Write out every record in full, exactly as written, please.

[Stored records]
■ ■ ■
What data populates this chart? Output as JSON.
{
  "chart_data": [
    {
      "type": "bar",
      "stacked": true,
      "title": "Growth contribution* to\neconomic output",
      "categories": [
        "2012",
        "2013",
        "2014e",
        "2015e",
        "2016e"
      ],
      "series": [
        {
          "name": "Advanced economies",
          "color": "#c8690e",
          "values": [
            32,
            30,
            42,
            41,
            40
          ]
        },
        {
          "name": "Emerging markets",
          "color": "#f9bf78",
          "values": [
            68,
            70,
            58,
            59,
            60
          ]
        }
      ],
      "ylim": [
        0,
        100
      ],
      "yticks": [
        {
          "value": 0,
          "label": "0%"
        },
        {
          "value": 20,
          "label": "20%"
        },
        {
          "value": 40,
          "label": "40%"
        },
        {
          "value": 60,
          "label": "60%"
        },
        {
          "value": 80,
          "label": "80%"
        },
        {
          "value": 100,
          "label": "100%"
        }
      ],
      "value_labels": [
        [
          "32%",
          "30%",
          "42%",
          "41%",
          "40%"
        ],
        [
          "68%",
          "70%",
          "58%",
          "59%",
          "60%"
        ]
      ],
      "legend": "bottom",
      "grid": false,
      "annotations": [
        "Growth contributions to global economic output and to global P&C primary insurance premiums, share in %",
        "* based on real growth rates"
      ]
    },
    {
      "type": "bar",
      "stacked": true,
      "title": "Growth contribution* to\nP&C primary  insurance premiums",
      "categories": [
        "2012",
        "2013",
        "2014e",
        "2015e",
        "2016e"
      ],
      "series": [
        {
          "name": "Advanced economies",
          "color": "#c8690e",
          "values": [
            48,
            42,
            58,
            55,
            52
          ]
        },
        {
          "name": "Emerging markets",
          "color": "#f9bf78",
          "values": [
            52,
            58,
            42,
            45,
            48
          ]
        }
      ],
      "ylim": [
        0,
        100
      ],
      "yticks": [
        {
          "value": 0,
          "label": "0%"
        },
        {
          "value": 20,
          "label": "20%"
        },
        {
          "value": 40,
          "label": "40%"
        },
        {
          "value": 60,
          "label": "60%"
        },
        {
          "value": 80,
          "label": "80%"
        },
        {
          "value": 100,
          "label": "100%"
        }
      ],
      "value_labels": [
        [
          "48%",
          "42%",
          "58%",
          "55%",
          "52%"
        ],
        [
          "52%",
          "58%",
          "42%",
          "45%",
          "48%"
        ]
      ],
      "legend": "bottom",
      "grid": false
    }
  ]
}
■ ■ ■
_Answer for the task_:
What data populates this chart? Output as JSON.
{
  "chart_data": [
    {
      "type": "bar",
      "stacked": true,
      "title": "Growth contribution* to\neconomic output",
      "categories": [
        "2012",
        "2013",
        "2014e",
        "2015e",
        "2016e"
      ],
      "series": [
        {
          "name": "Advanced economies",
          "color": "#c8690e",
          "values": [
            32,
            30,
            42,
            41,
            40
          ]
        },
        {
          "name": "Emerging markets",
          "color": "#f9bf78",
          "values": [
            68,
            70,
            58,
            59,
            60
          ]
        }
      ],
      "ylim": [
        0,
        100
      ],
      "yticks": [
        {
          "value": 0,
          "label": "0%"
        },
        {
          "value": 20,
          "label": "20%"
        },
        {
          "value": 40,
          "label": "40%"
        },
        {
          "value": 60,
          "label": "60%"
        },
        {
          "value": 80,
          "label": "80%"
        },
        {
          "value": 100,
          "label": "100%"
        }
      ],
      "value_labels": [
        [
          "32%",
          "30%",
          "42%",
          "41%",
          "40%"
        ],
        [
          "68%",
          "70%",
          "58%",
          "59%",
          "60%"
        ]
      ],
      "legend": "bottom",
      "grid": false,
      "annotations": [
        "Growth contributions to global economic output and to global P&C primary insurance premiums, share in %",
        "* based on real growth rates"
      ]
    },
    {
      "type": "bar",
      "stacked": true,
      "title": "Growth contribution* to\nP&C primary  insurance premiums",
      "categories": [
        "2012",
        "2013",
        "2014e",
        "2015e",
        "2016e"
      ],
      "series": [
        {
          "name": "Advanced economies",
          "color": "#c8690e",
          "values": [
            48,
            42,
            58,
            55,
            52
          ]
        },
        {
          "name": "Emerging markets",
          "color": "#f9bf78",
          "values": [
            52,
            58,
            42,
            45,
            48
          ]
        }
      ],
      "ylim": [
        0,
        100
      ],
      "yticks": [
        {
          "value": 0,
          "label": "0%"
        },
        {
          "value": 20,
          "label": "20%"
        },
        {
          "value": 40,
          "label": "40%"
        },
        {
          "value": 60,
          "label": "60%"
        },
        {
          "value": 80,
          "label": "80%"
        },
        {
          "value": 100,
          "label": "100%"
        }
      ],
      "value_labels": [
        [
          "48%",
          "42%",
          "58%",
          "55%",
          "52%"
        ],
        [
          "52%",
          "58%",
          "42%",
          "45%",
          "48%"
        ]
      ],
      "legend": "bottom",
      "grid": false
    }
  ]
}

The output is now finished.